# [GOAL]
Give the entries again exactly, every one of them.

━━━━━ MATERIAL FOR THIS TASK ━━━━━

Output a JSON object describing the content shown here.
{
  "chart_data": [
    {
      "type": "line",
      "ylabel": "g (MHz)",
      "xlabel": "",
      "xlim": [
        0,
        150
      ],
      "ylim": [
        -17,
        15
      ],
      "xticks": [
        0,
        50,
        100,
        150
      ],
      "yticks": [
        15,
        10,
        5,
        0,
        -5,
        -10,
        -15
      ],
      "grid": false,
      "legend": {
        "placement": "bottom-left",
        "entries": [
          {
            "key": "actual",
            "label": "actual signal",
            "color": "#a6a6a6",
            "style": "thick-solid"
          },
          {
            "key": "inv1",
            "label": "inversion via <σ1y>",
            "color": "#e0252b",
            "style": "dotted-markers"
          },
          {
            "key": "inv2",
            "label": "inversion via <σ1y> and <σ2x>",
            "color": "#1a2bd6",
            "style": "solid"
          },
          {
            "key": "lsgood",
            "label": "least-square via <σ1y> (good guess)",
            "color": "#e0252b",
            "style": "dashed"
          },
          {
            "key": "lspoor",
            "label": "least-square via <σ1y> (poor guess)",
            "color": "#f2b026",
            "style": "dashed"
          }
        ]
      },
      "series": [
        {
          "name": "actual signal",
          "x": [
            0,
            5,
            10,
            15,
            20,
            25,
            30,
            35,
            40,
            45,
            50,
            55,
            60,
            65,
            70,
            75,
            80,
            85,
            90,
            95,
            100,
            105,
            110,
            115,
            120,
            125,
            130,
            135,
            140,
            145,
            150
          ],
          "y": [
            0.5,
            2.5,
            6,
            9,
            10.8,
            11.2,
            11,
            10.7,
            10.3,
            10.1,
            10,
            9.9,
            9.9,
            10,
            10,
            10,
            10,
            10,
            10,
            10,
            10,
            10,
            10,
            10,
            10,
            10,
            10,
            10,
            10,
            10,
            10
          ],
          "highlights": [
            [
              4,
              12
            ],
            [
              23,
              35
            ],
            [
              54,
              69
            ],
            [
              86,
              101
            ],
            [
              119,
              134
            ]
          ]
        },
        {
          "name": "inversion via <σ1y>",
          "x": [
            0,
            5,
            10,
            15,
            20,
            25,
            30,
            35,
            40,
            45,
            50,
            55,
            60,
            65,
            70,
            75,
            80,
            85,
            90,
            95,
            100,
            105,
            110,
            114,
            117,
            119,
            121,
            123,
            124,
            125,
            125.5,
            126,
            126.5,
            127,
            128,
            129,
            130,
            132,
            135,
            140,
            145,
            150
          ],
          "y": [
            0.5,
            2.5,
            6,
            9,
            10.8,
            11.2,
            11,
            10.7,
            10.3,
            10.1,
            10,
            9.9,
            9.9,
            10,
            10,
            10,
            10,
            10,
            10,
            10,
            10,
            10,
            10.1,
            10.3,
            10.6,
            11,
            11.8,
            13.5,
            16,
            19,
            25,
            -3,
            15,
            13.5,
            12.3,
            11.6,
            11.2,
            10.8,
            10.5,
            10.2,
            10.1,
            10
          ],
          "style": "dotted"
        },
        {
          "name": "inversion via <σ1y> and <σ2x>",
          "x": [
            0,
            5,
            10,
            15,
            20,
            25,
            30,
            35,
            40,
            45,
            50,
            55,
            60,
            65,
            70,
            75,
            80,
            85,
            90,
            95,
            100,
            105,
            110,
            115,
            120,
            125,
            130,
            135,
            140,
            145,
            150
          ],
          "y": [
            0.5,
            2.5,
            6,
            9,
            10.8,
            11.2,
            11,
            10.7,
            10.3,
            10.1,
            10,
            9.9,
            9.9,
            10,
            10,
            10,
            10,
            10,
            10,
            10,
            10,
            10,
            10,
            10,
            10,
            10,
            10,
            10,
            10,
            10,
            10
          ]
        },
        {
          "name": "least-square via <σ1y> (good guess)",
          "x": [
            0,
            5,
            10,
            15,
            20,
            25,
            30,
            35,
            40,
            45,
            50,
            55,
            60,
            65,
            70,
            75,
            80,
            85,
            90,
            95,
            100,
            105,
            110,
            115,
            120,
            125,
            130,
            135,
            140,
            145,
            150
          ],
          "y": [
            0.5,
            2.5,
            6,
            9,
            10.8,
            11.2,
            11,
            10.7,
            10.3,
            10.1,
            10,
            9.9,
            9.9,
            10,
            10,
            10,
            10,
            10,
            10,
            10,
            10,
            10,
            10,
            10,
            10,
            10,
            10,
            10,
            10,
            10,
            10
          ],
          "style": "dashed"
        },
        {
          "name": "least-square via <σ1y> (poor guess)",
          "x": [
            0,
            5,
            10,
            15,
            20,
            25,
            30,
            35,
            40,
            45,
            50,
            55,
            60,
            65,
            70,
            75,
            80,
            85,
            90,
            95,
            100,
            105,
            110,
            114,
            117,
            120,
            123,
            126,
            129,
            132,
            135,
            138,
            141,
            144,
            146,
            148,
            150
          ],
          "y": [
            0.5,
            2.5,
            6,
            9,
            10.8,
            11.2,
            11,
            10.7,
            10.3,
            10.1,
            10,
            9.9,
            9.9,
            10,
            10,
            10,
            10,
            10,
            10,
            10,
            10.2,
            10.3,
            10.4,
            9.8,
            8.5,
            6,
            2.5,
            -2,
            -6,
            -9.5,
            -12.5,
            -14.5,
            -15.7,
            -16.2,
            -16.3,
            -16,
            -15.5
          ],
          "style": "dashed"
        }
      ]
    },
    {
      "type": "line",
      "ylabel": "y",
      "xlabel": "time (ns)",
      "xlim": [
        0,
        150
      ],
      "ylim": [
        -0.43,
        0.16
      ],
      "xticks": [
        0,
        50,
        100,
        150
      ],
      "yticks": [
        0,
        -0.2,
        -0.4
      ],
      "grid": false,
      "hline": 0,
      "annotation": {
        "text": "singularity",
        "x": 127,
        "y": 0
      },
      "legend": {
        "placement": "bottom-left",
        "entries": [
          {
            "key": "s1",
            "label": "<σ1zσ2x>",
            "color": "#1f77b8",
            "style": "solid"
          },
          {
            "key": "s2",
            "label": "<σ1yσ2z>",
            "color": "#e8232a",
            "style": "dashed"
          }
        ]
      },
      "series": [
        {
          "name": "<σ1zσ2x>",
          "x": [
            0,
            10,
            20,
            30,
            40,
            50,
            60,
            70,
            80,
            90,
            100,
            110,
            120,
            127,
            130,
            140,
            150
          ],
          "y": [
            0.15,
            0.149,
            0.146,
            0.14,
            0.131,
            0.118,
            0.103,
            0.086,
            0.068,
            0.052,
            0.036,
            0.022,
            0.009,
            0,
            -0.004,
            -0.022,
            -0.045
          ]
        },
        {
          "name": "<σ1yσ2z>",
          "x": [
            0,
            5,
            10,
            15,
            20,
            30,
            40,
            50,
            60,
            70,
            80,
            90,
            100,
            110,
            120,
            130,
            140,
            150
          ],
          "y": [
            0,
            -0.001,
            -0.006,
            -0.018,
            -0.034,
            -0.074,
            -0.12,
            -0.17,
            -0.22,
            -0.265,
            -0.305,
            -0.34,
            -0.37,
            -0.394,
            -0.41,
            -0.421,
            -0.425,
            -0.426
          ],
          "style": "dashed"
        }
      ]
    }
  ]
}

━━━━━

# [RESPONSE TO THIS EXERCISE]
Output a JSON object describing the content shown here.
{
  "chart_data": [
    {
      "type": "line",
      "ylabel": "g (MHz)",
      "xlabel": "",
      "xlim": [
        0,
        150
      ],
      "ylim": [
        -17,
        15
      ],
      "xticks": [
        0,
        50,
        100,
        150
      ],
      "yticks": [
        15,
        10,
        5,
        0,
        -5,
        -10,
        -15
      ],
      "grid": false,
      "legend": {
        "placement": "bottom-left",
        "entries": [
          {
            "key": "actual",
            "label": "actual signal",
            "color": "#a6a6a6",
            "style": "thick-solid"
          },
          {
            "key": "inv1",
            "label": "inversion via <σ1y>",
            "color": "#e0252b",
            "style": "dotted-markers"
          },
          {
            "key": "inv2",
            "label": "inversion via <σ1y> and <σ2x>",
            "color": "#1a2bd6",
            "style": "solid"
          },
          {
            "key": "lsgood",
            "label": "least-square via <σ1y> (good guess)",
            "color": "#e0252b",
            "style": "dashed"
          },
          {
            "key": "lspoor",
            "label": "least-square via <σ1y> (poor guess)",
            "color": "#f2b026",
            "style": "dashed"
          }
        ]
      },
      "series": [
        {
          "name": "actual signal",
          "x": [
            0,
            5,
            10,
            15,
            20,
            25,
            30,
            35,
            40,
            45,
            50,
            55,
            60,
            65,
            70,
            75,
            80,
            85,
            90,
            95,
            100,
            105,
            110,
            115,
            120,
            125,
            130,
            135,
            140,
            145,
            150
          ],
          "y": [
            0.5,
            2.5,
            6,
            9,
            10.8,
            11.2,
            11,
            10.7,
            10.3,
            10.1,
            10,
            9.9,
            9.9,
            10,
            10,
            10,
            10,
            10,
            10,
            10,
            10,
            10,
            10,
            10,
            10,
            10,
            10,
            10,
            10,
            10,
            10
          ],
          "highlights": [
            [
              4,
              12
            ],
            [
              23,
              35
            ],
            [
              54,
              69
            ],
            [
              86,
              101
            ],
            [
              119,
              134
            ]
          ]
        },
        {
          "name": "inversion via <σ1y>",
          "x": [
            0,
            5,
            10,
            15,
            20,
            25,
            30,
            35,
            40,
            45,
            50,
            55,
            60,
            65,
            70,
            75,
            80,
            85,
            90,
            95,
            100,
            105,
            110,
            114,
            117,
            119,
            121,
            123,
            124,
            125,
            125.5,
            126,
            126.5,
            127,
            128,
            129,
            130,
            132,
            135,
            140,
            145,
            150
          ],
          "y": [
            0.5,
            2.5,
            6,
            9,
            10.8,
            11.2,
            11,
            10.7,
            10.3,
            10.1,
            10,
            9.9,
            9.9,
            10,
            10,
            10,
            10,
            10,
            10,
            10,
            10,
            10,
            10.1,
            10.3,
            10.6,
            11,
            11.8,
            13.5,
            16,
            19,
            25,
            -3,
            15,
            13.5,
            12.3,
            11.6,
            11.2,
            10.8,
            10.5,
            10.2,
            10.1,
            10
          ],
          "style": "dotted"
        },
        {
          "name": "inversion via <σ1y> and <σ2x>",
          "x": [
            0,
            5,
            10,
            15,
            20,
            25,
            30,
            35,
            40,
            45,
            50,
            55,
            60,
            65,
            70,
            75,
            80,
            85,
            90,
            95,
            100,
            105,
            110,
            115,
            120,
            125,
            130,
            135,
            140,
            145,
            150
          ],
          "y": [
            0.5,
            2.5,
            6,
            9,
            10.8,
            11.2,
            11,
            10.7,
            10.3,
            10.1,
            10,
            9.9,
            9.9,
            10,
            10,
            10,
            10,
            10,
            10,
            10,
            10,
            10,
            10,
            10,
            10,
            10,
            10,
            10,
            10,
            10,
            10
          ]
        },
        {
          "name": "least-square via <σ1y> (good guess)",
          "x": [
            0,
            5,
            10,
            15,
            20,
            25,
            30,
            35,
            40,
            45,
            50,
            55,
            60,
            65,
            70,
            75,
            80,
            85,
            90,
            95,
            100,
            105,
            110,
            115,
            120,
            125,
            130,
            135,
            140,
            145,
            150
          ],
          "y": [
            0.5,
            2.5,
            6,
            9,
            10.8,
            11.2,
            11,
            10.7,
            10.3,
            10.1,
            10,
            9.9,
            9.9,
            10,
            10,
            10,
            10,
            10,
            10,
            10,
            10,
            10,
            10,
            10,
            10,
            10,
            10,
            10,
            10,
            10,
            10
          ],
          "style": "dashed"
        },
        {
          "name": "least-square via <σ1y> (poor guess)",
          "x": [
            0,
            5,
            10,
            15,
            20,
            25,
            30,
            35,
            40,
            45,
            50,
            55,
            60,
            65,
            70,
            75,
            80,
            85,
            90,
            95,
            100,
            105,
            110,
            114,
            117,
            120,
            123,
            126,
            129,
            132,
            135,
            138,
            141,
            144,
            146,
            148,
            150
          ],
          "y": [
            0.5,
            2.5,
            6,
            9,
            10.8,
            11.2,
            11,
            10.7,
            10.3,
            10.1,
            10,
            9.9,
            9.9,
            10,
            10,
            10,
            10,
            10,
            10,
            10,
            10.2,
            10.3,
            10.4,
            9.8,
            8.5,
            6,
            2.5,
            -2,
            -6,
            -9.5,
            -12.5,
            -14.5,
            -15.7,
            -16.2,
            -16.3,
            -16,
            -15.5
          ],
          "style": "dashed"
        }
      ]
    },
    {
      "type": "line",
      "ylabel": "y",
      "xlabel": "time (ns)",
      "xlim": [
        0,
        150
      ],
      "ylim": [
        -0.43,
        0.16
      ],
      "xticks": [
        0,
        50,
        100,
        150
      ],
      "yticks": [
        0,
        -0.2,
        -0.4
      ],
      "grid": false,
      "hline": 0,
      "annotation": {
        "text": "singularity",
        "x": 127,
        "y": 0
      },
      "legend": {
        "placement": "bottom-left",
        "entries": [
          {
            "key": "s1",
            "label": "<σ1zσ2x>",
            "color": "#1f77b8",
            "style": "solid"
          },
          {
            "key": "s2",
            "label": "<σ1yσ2z>",
            "color": "#e8232a",
            "style": "dashed"
          }
        ]
      },
      "series": [
        {
          "name": "<σ1zσ2x>",
          "x": [
            0,
            10,
            20,
            30,
            40,
            50,
            60,
            70,
            80,
            90,
            100,
            110,
            120,
            127,
            130,
            140,
            150
          ],
          "y": [
            0.15,
            0.149,
            0.146,
            0.14,
            0.131,
            0.118,
            0.103,
            0.086,
            0.068,
            0.052,
            0.036,
            0.022,
            0.009,
            0,
            -0.004,
            -0.022,
            -0.045
          ]
        },
        {
          "name": "<σ1yσ2z>",
          "x": [
            0,
            5,
            10,
            15,
            20,
            30,
            40,
            50,
            60,
            70,
            80,
            90,
            100,
            110,
            120,
            130,
            140,
            150
          ],
          "y": [
            0,
            -0.001,
            -0.006,
            -0.018,
            -0.034,
            -0.074,
            -0.12,
            -0.17,
            -0.22,
            -0.265,
            -0.305,
            -0.34,
            -0.37,
            -0.394,
            -0.41,
            -0.421,
            -0.425,
            -0.426
          ],
          "style": "dashed"
        }
      ]
    }
  ]
}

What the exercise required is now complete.